• Problem: Report how many lines include the word "рассчитывается", and nothing besides that number.

(Dataset items)
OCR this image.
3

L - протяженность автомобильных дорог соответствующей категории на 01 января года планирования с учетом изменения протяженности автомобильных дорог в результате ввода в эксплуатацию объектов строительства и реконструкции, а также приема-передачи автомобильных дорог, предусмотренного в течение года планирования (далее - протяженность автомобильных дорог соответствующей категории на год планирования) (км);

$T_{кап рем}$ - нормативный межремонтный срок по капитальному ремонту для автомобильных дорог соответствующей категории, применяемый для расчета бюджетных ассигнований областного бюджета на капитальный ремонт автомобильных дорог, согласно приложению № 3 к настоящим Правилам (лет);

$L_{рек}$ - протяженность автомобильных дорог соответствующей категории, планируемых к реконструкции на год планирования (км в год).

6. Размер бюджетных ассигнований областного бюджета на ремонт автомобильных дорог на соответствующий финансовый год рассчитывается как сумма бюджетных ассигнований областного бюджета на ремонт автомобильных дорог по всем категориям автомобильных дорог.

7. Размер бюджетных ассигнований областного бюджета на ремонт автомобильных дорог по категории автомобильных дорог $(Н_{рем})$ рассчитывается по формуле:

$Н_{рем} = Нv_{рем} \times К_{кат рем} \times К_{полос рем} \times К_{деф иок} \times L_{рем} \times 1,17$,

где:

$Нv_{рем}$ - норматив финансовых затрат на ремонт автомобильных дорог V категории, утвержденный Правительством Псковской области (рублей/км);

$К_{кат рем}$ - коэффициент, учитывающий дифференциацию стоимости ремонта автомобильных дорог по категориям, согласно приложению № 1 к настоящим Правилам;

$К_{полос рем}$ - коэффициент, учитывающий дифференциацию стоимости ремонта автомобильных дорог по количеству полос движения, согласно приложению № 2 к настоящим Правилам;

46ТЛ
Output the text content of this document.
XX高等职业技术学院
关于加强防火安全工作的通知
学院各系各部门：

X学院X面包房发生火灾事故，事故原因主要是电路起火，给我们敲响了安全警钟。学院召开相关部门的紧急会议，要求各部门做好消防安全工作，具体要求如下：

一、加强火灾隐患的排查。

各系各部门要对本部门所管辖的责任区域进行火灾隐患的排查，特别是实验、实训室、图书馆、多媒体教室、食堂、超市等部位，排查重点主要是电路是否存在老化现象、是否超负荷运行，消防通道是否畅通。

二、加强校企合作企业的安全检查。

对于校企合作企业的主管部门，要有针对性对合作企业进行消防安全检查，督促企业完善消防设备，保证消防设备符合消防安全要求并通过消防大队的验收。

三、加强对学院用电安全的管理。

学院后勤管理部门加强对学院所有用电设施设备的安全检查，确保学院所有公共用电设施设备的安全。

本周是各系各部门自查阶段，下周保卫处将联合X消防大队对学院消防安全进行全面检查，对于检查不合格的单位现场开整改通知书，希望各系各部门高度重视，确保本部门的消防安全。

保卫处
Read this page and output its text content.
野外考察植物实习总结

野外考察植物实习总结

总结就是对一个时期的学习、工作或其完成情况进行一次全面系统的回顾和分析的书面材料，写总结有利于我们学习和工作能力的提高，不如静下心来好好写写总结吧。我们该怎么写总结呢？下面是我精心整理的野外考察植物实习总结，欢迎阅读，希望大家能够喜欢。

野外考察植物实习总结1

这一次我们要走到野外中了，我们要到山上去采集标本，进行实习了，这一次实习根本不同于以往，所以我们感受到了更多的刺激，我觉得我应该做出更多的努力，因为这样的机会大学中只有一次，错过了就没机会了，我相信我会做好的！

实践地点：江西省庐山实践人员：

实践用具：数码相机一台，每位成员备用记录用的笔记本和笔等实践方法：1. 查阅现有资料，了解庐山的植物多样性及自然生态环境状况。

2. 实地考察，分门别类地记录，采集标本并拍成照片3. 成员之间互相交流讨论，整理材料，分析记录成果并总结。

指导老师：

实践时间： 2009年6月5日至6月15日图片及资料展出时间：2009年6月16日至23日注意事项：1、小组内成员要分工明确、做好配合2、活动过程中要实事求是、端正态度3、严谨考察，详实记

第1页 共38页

• Response for this exercise: 2